## Problem requirements
The data below is to be returned in full and exactly.

## Data shown
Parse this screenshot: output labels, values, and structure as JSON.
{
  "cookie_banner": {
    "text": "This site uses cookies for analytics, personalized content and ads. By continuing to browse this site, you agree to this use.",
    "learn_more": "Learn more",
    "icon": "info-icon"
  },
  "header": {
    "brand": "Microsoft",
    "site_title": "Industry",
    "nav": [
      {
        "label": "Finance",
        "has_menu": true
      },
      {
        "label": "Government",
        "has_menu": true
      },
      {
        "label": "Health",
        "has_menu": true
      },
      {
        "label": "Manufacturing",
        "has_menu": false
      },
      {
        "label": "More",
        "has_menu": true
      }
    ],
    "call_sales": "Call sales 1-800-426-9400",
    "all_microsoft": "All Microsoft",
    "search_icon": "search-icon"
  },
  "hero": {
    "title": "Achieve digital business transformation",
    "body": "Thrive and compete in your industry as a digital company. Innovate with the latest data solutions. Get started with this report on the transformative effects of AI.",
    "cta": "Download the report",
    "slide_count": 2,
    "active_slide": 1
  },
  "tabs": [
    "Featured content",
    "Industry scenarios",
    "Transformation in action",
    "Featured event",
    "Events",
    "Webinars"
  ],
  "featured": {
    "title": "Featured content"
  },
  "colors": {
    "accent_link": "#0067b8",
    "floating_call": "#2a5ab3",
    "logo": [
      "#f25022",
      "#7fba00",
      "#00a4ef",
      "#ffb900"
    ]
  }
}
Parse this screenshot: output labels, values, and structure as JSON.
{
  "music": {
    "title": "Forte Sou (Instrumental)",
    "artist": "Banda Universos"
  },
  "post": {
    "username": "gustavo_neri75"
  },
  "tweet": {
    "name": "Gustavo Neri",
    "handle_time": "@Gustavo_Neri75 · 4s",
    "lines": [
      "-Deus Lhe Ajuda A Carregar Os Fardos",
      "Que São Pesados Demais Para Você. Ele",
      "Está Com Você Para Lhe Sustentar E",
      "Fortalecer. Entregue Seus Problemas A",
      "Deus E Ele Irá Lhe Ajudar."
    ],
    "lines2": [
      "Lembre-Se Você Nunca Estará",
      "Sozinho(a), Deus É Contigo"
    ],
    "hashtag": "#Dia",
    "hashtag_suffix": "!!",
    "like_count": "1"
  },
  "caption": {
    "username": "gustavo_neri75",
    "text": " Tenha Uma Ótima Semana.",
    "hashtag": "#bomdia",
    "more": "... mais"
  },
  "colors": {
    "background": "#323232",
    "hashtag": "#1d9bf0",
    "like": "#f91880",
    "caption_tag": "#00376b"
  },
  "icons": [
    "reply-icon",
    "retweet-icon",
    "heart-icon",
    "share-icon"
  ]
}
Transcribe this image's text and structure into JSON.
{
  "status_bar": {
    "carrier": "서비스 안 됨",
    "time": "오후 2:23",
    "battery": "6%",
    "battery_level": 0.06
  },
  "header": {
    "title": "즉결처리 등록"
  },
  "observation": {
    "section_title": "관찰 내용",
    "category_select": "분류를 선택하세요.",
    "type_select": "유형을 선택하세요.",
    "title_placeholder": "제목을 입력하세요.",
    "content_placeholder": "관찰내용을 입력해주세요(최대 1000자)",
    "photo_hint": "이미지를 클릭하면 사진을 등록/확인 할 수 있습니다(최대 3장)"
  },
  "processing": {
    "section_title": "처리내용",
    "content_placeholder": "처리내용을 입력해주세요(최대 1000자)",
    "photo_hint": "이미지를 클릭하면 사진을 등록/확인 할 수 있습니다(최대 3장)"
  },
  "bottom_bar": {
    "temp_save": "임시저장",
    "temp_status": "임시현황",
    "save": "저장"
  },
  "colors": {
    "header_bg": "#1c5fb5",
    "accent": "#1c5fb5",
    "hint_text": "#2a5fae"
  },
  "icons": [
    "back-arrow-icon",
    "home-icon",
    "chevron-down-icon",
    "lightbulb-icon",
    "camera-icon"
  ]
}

## Final result
Parse this screenshot: output labels, values, and structure as JSON.
{
  "cookie_banner": {
    "text": "This site uses cookies for analytics, personalized content and ads. By continuing to browse this site, you agree to this use.",
    "learn_more": "Learn more",
    "icon": "info-icon"
  },
  "header": {
    "brand": "Microsoft",
    "site_title": "Industry",
    "nav": [
      {
        "label": "Finance",
        "has_menu": true
      },
      {
        "label": "Government",
        "has_menu": true
      },
      {
        "label": "Health",
        "has_menu": true
      },
      {
        "label": "Manufacturing",
        "has_menu": false
      },
      {
        "label": "More",
        "has_menu": true
      }
    ],
    "call_sales": "Call sales 1-800-426-9400",
    "all_microsoft": "All Microsoft",
    "search_icon": "search-icon"
  },
  "hero": {
    "title": "Achieve digital business transformation",
    "body": "Thrive and compete in your industry as a digital company. Innovate with the latest data solutions. Get started with this report on the transformative effects of AI.",
    "cta": "Download the report",
    "slide_count": 2,
    "active_slide": 1
  },
  "tabs": [
    "Featured content",
    "Industry scenarios",
    "Transformation in action",
    "Featured event",
    "Events",
    "Webinars"
  ],
  "featured": {
    "title": "Featured content"
  },
  "colors": {
    "accent_link": "#0067b8",
    "floating_call": "#2a5ab3",
    "logo": [
      "#f25022",
      "#7fba00",
      "#00a4ef",
      "#ffb900"
    ]
  }
}
Parse this screenshot: output labels, values, and structure as JSON.
{
  "music": {
    "title": "Forte Sou (Instrumental)",
    "artist": "Banda Universos"
  },
  "post": {
    "username": "gustavo_neri75"
  },
  "tweet": {
    "name": "Gustavo Neri",
    "handle_time": "@Gustavo_Neri75 · 4s",
    "lines": [
      "-Deus Lhe Ajuda A Carregar Os Fardos",
      "Que São Pesados Demais Para Você. Ele",
      "Está Com Você Para Lhe Sustentar E",
      "Fortalecer. Entregue Seus Problemas A",
      "Deus E Ele Irá Lhe Ajudar."
    ],
    "lines2": [
      "Lembre-Se Você Nunca Estará",
      "Sozinho(a), Deus É Contigo"
    ],
    "hashtag": "#Dia",
    "hashtag_suffix": "!!",
    "like_count": "1"
  },
  "caption": {
    "username": "gustavo_neri75",
    "text": " Tenha Uma Ótima Semana.",
    "hashtag": "#bomdia",
    "more": "... mais"
  },
  "colors": {
    "background": "#323232",
    "hashtag": "#1d9bf0",
    "like": "#f91880",
    "caption_tag": "#00376b"
  },
  "icons": [
    "reply-icon",
    "retweet-icon",
    "heart-icon",
    "share-icon"
  ]
}
Transcribe this image's text and structure into JSON.
{
  "status_bar": {
    "carrier": "서비스 안 됨",
    "time": "오후 2:23",
    "battery": "6%",
    "battery_level": 0.06
  },
  "header": {
    "title": "즉결처리 등록"
  },
  "observation": {
    "section_title": "관찰 내용",
    "category_select": "분류를 선택하세요.",
    "type_select": "유형을 선택하세요.",
    "title_placeholder": "제목을 입력하세요.",
    "content_placeholder": "관찰내용을 입력해주세요(최대 1000자)",
    "photo_hint": "이미지를 클릭하면 사진을 등록/확인 할 수 있습니다(최대 3장)"
  },
  "processing": {
    "section_title": "처리내용",
    "content_placeholder": "처리내용을 입력해주세요(최대 1000자)",
    "photo_hint": "이미지를 클릭하면 사진을 등록/확인 할 수 있습니다(최대 3장)"
  },
  "bottom_bar": {
    "temp_save": "임시저장",
    "temp_status": "임시현황",
    "save": "저장"
  },
  "colors": {
    "header_bg": "#1c5fb5",
    "accent": "#1c5fb5",
    "hint_text": "#2a5fae"
  },
  "icons": [
    "back-arrow-icon",
    "home-icon",
    "chevron-down-icon",
    "lightbulb-icon",
    "camera-icon"
  ]
}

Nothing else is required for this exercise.